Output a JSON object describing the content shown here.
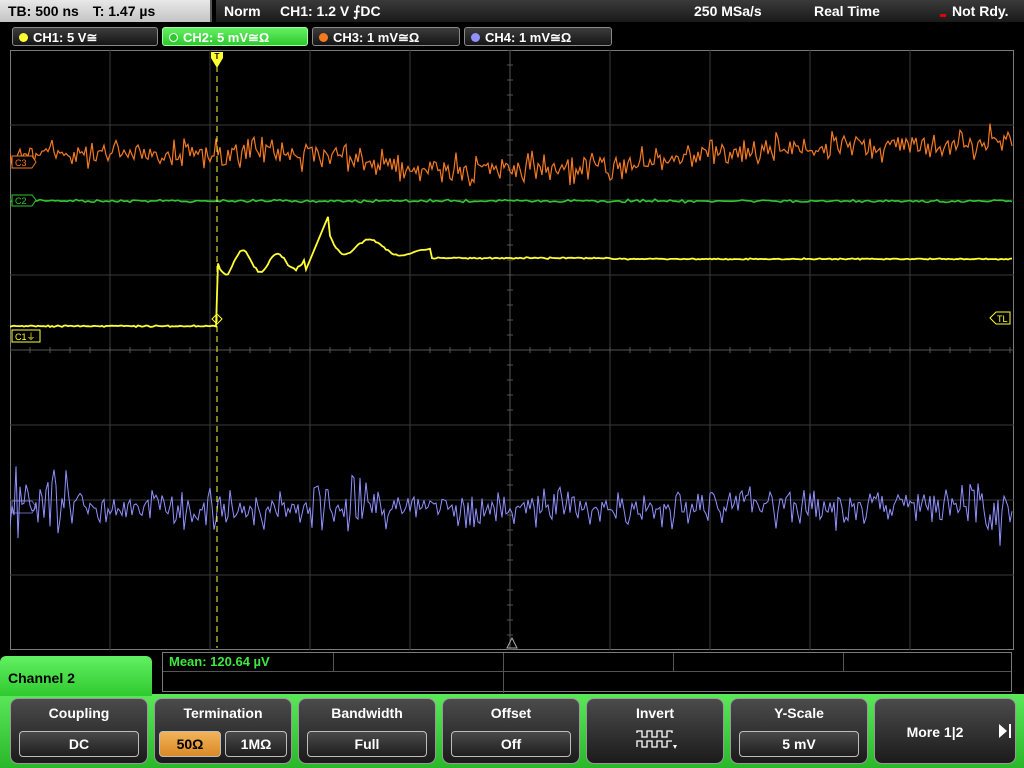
{
  "status": {
    "timebase": "TB: 500 ns",
    "trigger_time": "T: 1.47 µs",
    "mode": "Norm",
    "trigger": "CH1: 1.2 V ⨍DC",
    "sample_rate": "250 MSa/s",
    "acq_mode": "Real Time",
    "state": "Not Rdy."
  },
  "channels": [
    {
      "label": "CH1: 5 V≅",
      "color": "#ffff33"
    },
    {
      "label": "CH2: 5 mV≅Ω",
      "color": "#2ec82e"
    },
    {
      "label": "CH3: 1 mV≅Ω",
      "color": "#f47a22"
    },
    {
      "label": "CH4: 1 mV≅Ω",
      "color": "#9090ff"
    }
  ],
  "markers": {
    "c1": "C1⏚",
    "c3": "C3",
    "c2": "C2",
    "tl": "TL",
    "trigger_pos": "T"
  },
  "measurement": {
    "text": "Mean: 120.64 µV"
  },
  "menu": {
    "title": "Channel 2",
    "softkeys": {
      "coupling": {
        "label": "Coupling",
        "value": "DC"
      },
      "termination": {
        "label": "Termination",
        "opt1": "50Ω",
        "opt2": "1MΩ",
        "selected": "50Ω"
      },
      "bandwidth": {
        "label": "Bandwidth",
        "value": "Full"
      },
      "offset": {
        "label": "Offset",
        "value": "Off"
      },
      "invert": {
        "label": "Invert",
        "icon": "invert-square-wave-icon"
      },
      "yscale": {
        "label": "Y-Scale",
        "value": "5 mV"
      },
      "more": {
        "label": "More 1|2",
        "icon": "next-page-icon"
      }
    }
  },
  "colors": {
    "ch1": "#ffff33",
    "ch2": "#2ec82e",
    "ch3": "#f47a22",
    "ch4": "#9090ff",
    "grid": "#555555",
    "menu_green": "#3ad83a",
    "selected_option": "#e89d3a"
  }
}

### Directions
Looking at the entries above, how many lines contain the word "value"? Answer with the number alone.

### Solution for this task
4